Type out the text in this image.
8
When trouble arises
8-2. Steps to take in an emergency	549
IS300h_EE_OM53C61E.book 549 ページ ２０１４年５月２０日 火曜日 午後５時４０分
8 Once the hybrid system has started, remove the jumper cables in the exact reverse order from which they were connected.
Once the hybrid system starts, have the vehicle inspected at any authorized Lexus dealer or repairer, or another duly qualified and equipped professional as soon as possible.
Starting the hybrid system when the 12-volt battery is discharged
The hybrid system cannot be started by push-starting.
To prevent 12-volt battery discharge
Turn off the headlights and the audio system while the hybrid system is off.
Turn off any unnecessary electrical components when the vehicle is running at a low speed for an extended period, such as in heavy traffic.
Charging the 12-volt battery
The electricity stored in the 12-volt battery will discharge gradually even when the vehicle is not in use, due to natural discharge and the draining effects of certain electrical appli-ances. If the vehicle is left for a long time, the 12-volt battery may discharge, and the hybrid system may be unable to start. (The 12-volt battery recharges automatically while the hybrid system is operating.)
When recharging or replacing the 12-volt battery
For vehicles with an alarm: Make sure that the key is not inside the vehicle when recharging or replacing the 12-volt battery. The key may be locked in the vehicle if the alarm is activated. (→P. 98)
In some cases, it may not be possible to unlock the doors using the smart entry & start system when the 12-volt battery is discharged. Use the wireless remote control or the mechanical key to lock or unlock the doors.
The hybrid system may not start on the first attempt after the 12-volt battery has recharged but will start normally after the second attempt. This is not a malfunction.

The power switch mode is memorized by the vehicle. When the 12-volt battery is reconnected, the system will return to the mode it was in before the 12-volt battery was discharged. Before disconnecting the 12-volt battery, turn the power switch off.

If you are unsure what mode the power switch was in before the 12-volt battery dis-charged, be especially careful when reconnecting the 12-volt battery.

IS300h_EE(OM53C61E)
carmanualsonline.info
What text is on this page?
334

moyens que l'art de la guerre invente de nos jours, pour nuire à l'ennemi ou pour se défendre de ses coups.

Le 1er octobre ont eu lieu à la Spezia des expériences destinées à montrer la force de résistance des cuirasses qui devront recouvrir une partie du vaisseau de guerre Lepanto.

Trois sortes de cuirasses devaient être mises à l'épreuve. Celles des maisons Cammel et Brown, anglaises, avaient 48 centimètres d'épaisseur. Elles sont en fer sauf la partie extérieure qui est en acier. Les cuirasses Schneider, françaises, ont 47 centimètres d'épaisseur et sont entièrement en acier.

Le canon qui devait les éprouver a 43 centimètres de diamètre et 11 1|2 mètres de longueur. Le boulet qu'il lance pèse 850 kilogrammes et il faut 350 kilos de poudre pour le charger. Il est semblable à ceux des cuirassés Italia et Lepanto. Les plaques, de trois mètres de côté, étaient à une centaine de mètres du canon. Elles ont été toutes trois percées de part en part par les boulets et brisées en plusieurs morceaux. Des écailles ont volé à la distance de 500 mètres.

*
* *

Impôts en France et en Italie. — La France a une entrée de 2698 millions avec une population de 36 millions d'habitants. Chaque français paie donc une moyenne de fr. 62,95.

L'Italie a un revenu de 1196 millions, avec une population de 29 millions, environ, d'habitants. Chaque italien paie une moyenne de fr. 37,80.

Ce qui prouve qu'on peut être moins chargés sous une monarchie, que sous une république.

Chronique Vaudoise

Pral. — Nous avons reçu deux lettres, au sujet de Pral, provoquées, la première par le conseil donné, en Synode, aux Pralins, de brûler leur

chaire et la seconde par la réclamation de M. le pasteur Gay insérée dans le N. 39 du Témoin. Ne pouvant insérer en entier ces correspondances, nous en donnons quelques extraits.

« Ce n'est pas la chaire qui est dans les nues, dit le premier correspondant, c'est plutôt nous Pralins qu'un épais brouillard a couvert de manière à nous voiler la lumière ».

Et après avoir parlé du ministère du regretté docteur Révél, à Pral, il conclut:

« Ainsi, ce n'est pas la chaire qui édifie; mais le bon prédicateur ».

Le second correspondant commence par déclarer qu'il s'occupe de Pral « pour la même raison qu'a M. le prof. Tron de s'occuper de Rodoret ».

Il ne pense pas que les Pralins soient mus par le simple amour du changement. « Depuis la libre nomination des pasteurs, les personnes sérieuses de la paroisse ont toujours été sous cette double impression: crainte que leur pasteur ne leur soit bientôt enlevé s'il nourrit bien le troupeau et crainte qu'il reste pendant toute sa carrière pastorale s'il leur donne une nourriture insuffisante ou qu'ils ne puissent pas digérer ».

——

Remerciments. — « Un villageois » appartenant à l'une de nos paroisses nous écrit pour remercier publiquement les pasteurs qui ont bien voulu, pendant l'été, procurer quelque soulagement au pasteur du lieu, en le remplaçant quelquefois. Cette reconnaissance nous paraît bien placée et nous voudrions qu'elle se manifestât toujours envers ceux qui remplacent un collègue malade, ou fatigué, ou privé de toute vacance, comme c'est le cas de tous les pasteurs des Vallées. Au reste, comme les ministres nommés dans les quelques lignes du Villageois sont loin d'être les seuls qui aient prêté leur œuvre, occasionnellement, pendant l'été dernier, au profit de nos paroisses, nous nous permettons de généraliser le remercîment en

++++

• _Request_:
Write out every record verbatim.

• _Correct answer_:
Type out the text in this image.
8
When trouble arises
8-2. Steps to take in an emergency	549
IS300h_EE_OM53C61E.book 549 ページ ２０１４年５月２０日 火曜日 午後５時４０分
8 Once the hybrid system has started, remove the jumper cables in the exact reverse order from which they were connected.
Once the hybrid system starts, have the vehicle inspected at any authorized Lexus dealer or repairer, or another duly qualified and equipped professional as soon as possible.
Starting the hybrid system when the 12-volt battery is discharged
The hybrid system cannot be started by push-starting.
To prevent 12-volt battery discharge
Turn off the headlights and the audio system while the hybrid system is off.
Turn off any unnecessary electrical components when the vehicle is running at a low speed for an extended period, such as in heavy traffic.
Charging the 12-volt battery
The electricity stored in the 12-volt battery will discharge gradually even when the vehicle is not in use, due to natural discharge and the draining effects of certain electrical appli-ances. If the vehicle is left for a long time, the 12-volt battery may discharge, and the hybrid system may be unable to start. (The 12-volt battery recharges automatically while the hybrid system is operating.)
When recharging or replacing the 12-volt battery
For vehicles with an alarm: Make sure that the key is not inside the vehicle when recharging or replacing the 12-volt battery. The key may be locked in the vehicle if the alarm is activated. (→P. 98)
In some cases, it may not be possible to unlock the doors using the smart entry & start system when the 12-volt battery is discharged. Use the wireless remote control or the mechanical key to lock or unlock the doors.
The hybrid system may not start on the first attempt after the 12-volt battery has recharged but will start normally after the second attempt. This is not a malfunction.

The power switch mode is memorized by the vehicle. When the 12-volt battery is reconnected, the system will return to the mode it was in before the 12-volt battery was discharged. Before disconnecting the 12-volt battery, turn the power switch off.

If you are unsure what mode the power switch was in before the 12-volt battery dis-charged, be especially careful when reconnecting the 12-volt battery.

IS300h_EE(OM53C61E)
carmanualsonline.info
What text is on this page?
334

moyens que l'art de la guerre invente de nos jours, pour nuire à l'ennemi ou pour se défendre de ses coups.

Le 1er octobre ont eu lieu à la Spezia des expériences destinées à montrer la force de résistance des cuirasses qui devront recouvrir une partie du vaisseau de guerre Lepanto.

Trois sortes de cuirasses devaient être mises à l'épreuve. Celles des maisons Cammel et Brown, anglaises, avaient 48 centimètres d'épaisseur. Elles sont en fer sauf la partie extérieure qui est en acier. Les cuirasses Schneider, françaises, ont 47 centimètres d'épaisseur et sont entièrement en acier.

Le canon qui devait les éprouver a 43 centimètres de diamètre et 11 1|2 mètres de longueur. Le boulet qu'il lance pèse 850 kilogrammes et il faut 350 kilos de poudre pour le charger. Il est semblable à ceux des cuirassés Italia et Lepanto. Les plaques, de trois mètres de côté, étaient à une centaine de mètres du canon. Elles ont été toutes trois percées de part en part par les boulets et brisées en plusieurs morceaux. Des écailles ont volé à la distance de 500 mètres.

*
* *

Impôts en France et en Italie. — La France a une entrée de 2698 millions avec une population de 36 millions d'habitants. Chaque français paie donc une moyenne de fr. 62,95.

L'Italie a un revenu de 1196 millions, avec une population de 29 millions, environ, d'habitants. Chaque italien paie une moyenne de fr. 37,80.

Ce qui prouve qu'on peut être moins chargés sous une monarchie, que sous une république.

Chronique Vaudoise

Pral. — Nous avons reçu deux lettres, au sujet de Pral, provoquées, la première par le conseil donné, en Synode, aux Pralins, de brûler leur

chaire et la seconde par la réclamation de M. le pasteur Gay insérée dans le N. 39 du Témoin. Ne pouvant insérer en entier ces correspondances, nous en donnons quelques extraits.

« Ce n'est pas la chaire qui est dans les nues, dit le premier correspondant, c'est plutôt nous Pralins qu'un épais brouillard a couvert de manière à nous voiler la lumière ».

Et après avoir parlé du ministère du regretté docteur Révél, à Pral, il conclut:

« Ainsi, ce n'est pas la chaire qui édifie; mais le bon prédicateur ».

Le second correspondant commence par déclarer qu'il s'occupe de Pral « pour la même raison qu'a M. le prof. Tron de s'occuper de Rodoret ».

Il ne pense pas que les Pralins soient mus par le simple amour du changement. « Depuis la libre nomination des pasteurs, les personnes sérieuses de la paroisse ont toujours été sous cette double impression: crainte que leur pasteur ne leur soit bientôt enlevé s'il nourrit bien le troupeau et crainte qu'il reste pendant toute sa carrière pastorale s'il leur donne une nourriture insuffisante ou qu'ils ne puissent pas digérer ».

——

Remerciments. — « Un villageois » appartenant à l'une de nos paroisses nous écrit pour remercier publiquement les pasteurs qui ont bien voulu, pendant l'été, procurer quelque soulagement au pasteur du lieu, en le remplaçant quelquefois. Cette reconnaissance nous paraît bien placée et nous voudrions qu'elle se manifestât toujours envers ceux qui remplacent un collègue malade, ou fatigué, ou privé de toute vacance, comme c'est le cas de tous les pasteurs des Vallées. Au reste, comme les ministres nommés dans les quelques lignes du Villageois sont loin d'être les seuls qui aient prêté leur œuvre, occasionnellement, pendant l'été dernier, au profit de nos paroisses, nous nous permettons de généraliser le remercîment en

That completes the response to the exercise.